-- Begin Data provided --

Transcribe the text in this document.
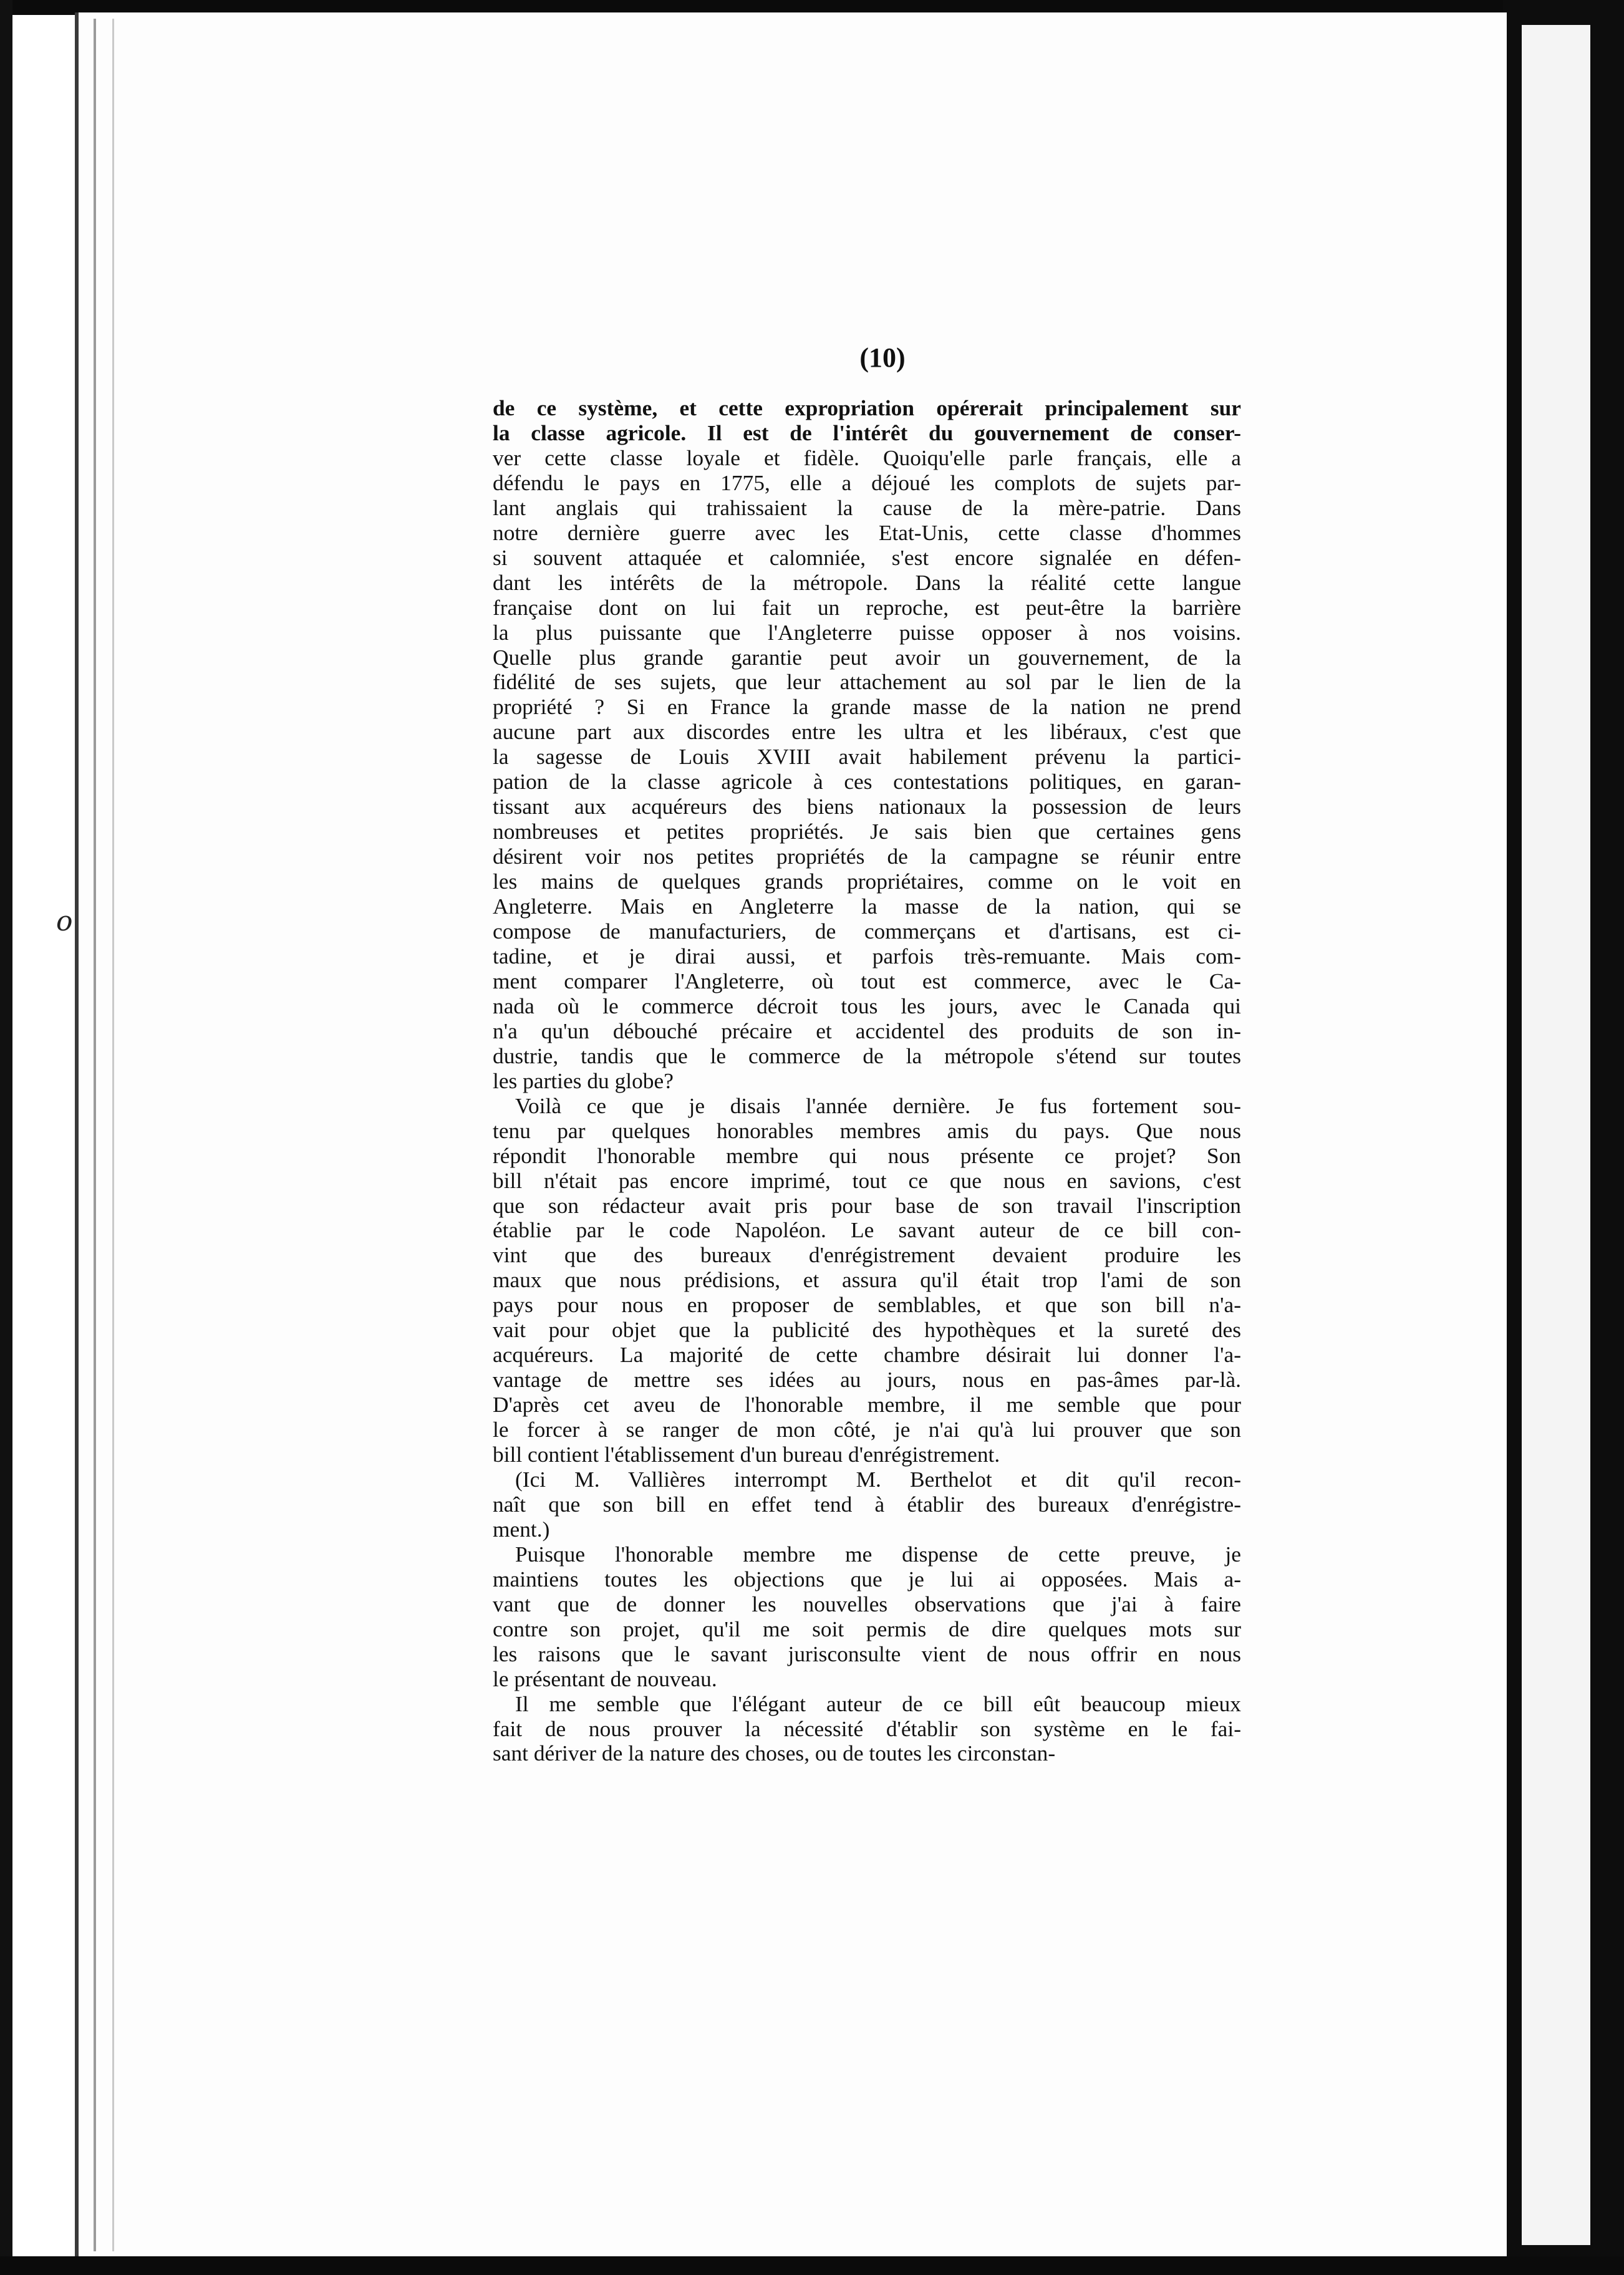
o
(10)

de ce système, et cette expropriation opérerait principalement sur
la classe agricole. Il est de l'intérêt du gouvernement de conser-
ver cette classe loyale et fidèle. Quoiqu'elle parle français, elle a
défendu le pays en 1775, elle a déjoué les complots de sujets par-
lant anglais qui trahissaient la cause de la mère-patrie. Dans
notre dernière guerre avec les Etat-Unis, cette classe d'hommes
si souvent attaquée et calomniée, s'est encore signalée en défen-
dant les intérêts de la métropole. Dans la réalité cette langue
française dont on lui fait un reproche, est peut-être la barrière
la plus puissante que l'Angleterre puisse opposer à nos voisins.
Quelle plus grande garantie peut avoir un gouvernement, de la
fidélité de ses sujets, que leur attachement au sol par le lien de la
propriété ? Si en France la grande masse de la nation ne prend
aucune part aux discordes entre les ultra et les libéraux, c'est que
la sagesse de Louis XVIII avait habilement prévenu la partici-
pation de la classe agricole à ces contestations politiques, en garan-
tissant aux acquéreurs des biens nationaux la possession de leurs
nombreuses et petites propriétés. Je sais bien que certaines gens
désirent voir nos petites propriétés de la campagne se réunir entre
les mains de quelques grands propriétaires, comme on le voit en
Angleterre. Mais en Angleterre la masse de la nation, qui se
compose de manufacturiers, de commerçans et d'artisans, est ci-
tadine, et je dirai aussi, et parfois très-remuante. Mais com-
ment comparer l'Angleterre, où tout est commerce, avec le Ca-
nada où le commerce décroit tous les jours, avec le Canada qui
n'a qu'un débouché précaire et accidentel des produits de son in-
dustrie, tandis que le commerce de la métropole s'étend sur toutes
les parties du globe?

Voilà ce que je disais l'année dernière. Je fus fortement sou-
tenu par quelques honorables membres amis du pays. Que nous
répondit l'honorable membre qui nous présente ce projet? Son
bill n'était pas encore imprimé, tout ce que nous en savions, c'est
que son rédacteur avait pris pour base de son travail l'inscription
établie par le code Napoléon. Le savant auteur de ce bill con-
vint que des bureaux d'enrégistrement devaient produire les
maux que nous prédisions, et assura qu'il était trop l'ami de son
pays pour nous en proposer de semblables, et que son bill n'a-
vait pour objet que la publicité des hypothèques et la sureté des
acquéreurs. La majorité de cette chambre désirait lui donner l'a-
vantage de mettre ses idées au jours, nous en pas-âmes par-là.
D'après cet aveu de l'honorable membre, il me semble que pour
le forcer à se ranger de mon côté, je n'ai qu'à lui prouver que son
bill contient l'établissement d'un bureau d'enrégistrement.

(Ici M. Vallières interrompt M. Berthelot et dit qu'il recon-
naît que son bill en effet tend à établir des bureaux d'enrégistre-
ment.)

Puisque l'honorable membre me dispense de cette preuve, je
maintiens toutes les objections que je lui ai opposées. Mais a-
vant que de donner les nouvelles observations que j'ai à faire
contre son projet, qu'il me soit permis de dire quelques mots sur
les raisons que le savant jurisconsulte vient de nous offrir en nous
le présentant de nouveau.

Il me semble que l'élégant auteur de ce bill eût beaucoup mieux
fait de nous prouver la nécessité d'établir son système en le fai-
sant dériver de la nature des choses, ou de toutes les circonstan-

-- End Data provided --
-- Begin Data provided --

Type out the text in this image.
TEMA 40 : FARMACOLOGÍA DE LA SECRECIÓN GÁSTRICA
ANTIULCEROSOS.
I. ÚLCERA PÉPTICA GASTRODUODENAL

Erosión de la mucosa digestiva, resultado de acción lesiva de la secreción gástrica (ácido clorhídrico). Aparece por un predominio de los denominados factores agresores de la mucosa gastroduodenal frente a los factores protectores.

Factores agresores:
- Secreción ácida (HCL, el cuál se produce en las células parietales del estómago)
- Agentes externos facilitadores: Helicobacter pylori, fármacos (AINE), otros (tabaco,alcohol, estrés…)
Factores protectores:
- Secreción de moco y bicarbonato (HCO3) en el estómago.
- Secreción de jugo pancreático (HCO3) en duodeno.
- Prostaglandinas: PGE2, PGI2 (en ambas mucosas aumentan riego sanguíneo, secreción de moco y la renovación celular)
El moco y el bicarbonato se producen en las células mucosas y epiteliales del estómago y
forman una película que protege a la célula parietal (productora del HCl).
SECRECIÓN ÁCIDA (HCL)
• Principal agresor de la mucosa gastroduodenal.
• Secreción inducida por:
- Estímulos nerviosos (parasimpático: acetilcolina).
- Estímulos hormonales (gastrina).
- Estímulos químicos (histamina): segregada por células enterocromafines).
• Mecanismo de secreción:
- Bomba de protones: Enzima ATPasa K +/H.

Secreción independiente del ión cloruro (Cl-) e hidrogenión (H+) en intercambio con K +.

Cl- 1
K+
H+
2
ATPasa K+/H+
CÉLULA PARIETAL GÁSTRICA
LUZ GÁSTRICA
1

-- End Data provided --

Task requirements |
Take every line from the data that contains the word "savant".

Task response |
établie par le code Napoléon. Le savant auteur de ce bill con-
les raisons que le savant jurisconsulte vient de nous offrir en nous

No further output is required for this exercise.